Directive
Find the line that contains "Give me a plain-text"; then retype it and each line after it, exactly, through the final line of the data below.

[begin Provided entries]

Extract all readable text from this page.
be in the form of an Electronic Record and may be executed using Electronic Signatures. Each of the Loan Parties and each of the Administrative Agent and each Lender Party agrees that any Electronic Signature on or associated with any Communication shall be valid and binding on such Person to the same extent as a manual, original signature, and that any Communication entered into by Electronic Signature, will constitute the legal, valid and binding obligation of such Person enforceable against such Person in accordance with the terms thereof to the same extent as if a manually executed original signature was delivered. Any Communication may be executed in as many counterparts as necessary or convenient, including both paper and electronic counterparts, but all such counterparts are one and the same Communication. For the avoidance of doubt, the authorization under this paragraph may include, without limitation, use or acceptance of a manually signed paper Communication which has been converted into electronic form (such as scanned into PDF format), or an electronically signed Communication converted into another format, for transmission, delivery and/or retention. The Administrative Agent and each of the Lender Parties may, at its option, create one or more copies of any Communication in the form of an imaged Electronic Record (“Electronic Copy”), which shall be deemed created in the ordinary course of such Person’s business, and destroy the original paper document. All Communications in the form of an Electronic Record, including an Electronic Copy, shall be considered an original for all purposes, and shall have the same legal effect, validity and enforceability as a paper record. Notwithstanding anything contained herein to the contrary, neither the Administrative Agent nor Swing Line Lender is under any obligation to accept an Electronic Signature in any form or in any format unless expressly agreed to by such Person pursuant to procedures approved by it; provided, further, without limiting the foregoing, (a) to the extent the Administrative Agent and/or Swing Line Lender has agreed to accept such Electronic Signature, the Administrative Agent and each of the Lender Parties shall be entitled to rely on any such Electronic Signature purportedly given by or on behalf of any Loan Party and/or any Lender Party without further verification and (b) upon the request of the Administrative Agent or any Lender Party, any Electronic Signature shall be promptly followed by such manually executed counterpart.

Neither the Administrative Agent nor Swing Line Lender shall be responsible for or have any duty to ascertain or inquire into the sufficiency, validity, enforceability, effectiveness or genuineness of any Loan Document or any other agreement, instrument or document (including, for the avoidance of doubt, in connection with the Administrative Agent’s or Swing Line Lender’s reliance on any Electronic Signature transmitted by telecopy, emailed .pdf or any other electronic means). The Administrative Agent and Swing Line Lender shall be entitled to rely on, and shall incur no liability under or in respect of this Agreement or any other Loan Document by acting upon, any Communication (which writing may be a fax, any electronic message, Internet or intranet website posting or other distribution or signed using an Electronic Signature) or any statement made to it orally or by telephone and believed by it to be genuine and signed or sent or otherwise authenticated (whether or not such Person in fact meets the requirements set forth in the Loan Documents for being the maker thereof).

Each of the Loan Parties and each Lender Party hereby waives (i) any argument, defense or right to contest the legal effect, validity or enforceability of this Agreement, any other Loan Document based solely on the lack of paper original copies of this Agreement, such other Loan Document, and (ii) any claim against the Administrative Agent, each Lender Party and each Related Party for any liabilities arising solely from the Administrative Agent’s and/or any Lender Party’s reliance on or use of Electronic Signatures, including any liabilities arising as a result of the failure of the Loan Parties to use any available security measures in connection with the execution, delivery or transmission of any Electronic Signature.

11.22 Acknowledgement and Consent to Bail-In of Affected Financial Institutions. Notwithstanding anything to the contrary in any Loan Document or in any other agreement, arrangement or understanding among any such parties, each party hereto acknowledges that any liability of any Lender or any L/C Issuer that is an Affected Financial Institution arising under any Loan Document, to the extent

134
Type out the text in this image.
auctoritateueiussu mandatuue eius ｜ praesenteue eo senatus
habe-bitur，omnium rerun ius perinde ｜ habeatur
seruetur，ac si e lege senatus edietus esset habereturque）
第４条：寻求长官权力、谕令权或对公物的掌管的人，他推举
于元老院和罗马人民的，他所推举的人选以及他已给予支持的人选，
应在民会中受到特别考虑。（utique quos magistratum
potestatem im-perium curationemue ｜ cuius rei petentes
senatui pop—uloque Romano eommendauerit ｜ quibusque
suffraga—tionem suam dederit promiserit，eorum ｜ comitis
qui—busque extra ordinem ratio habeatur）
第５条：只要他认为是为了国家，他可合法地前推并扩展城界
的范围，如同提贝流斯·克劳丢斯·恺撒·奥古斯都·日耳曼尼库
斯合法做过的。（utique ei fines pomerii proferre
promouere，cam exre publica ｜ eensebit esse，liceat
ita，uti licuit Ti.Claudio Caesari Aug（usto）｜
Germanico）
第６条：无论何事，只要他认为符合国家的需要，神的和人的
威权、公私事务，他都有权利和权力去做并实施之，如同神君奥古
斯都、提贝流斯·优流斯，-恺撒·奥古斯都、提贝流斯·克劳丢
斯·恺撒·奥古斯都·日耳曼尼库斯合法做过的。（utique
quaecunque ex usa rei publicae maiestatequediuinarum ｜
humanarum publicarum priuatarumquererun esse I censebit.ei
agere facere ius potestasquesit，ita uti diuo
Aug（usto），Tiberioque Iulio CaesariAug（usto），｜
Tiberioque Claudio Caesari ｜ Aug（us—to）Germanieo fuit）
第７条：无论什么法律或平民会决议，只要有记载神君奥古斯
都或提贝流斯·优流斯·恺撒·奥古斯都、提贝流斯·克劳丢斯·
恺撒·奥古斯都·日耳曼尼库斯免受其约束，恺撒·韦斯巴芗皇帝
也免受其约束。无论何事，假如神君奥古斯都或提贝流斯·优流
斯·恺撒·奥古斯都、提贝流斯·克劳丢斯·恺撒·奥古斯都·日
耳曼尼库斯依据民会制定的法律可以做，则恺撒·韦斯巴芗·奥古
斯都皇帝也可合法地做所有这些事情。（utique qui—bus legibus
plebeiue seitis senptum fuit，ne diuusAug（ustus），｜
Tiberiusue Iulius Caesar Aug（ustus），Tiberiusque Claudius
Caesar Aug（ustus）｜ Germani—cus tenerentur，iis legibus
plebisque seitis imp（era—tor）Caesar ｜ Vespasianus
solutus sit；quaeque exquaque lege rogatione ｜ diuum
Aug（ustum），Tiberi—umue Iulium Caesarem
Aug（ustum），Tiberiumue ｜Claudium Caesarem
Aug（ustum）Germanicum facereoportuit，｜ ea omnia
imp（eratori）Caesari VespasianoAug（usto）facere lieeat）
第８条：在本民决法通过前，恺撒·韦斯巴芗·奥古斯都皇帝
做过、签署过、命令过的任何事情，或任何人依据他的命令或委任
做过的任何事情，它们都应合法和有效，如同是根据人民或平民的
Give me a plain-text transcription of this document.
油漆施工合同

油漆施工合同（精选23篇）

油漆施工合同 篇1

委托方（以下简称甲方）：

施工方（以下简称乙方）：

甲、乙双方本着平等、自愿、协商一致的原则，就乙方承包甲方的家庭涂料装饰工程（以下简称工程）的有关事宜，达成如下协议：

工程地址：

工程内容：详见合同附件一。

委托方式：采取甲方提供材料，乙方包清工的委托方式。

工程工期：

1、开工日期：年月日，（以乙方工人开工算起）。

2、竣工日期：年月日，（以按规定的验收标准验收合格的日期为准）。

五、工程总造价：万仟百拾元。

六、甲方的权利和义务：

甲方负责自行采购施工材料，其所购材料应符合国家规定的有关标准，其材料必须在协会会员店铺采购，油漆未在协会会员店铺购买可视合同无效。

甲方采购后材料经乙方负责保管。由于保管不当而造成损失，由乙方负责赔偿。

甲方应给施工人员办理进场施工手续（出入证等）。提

[end Provided entries]

Answer to this task
Give me a plain-text transcription of this document.
油漆施工合同

油漆施工合同（精选23篇）

油漆施工合同 篇1

委托方（以下简称甲方）：

施工方（以下简称乙方）：

甲、乙双方本着平等、自愿、协商一致的原则，就乙方承包甲方的家庭涂料装饰工程（以下简称工程）的有关事宜，达成如下协议：

工程地址：

工程内容：详见合同附件一。

委托方式：采取甲方提供材料，乙方包清工的委托方式。

工程工期：

1、开工日期：年月日，（以乙方工人开工算起）。

2、竣工日期：年月日，（以按规定的验收标准验收合格的日期为准）。

五、工程总造价：万仟百拾元。

六、甲方的权利和义务：

甲方负责自行采购施工材料，其所购材料应符合国家规定的有关标准，其材料必须在协会会员店铺采购，油漆未在协会会员店铺购买可视合同无效。

甲方采购后材料经乙方负责保管。由于保管不当而造成损失，由乙方负责赔偿。

甲方应给施工人员办理进场施工手续（出入证等）。提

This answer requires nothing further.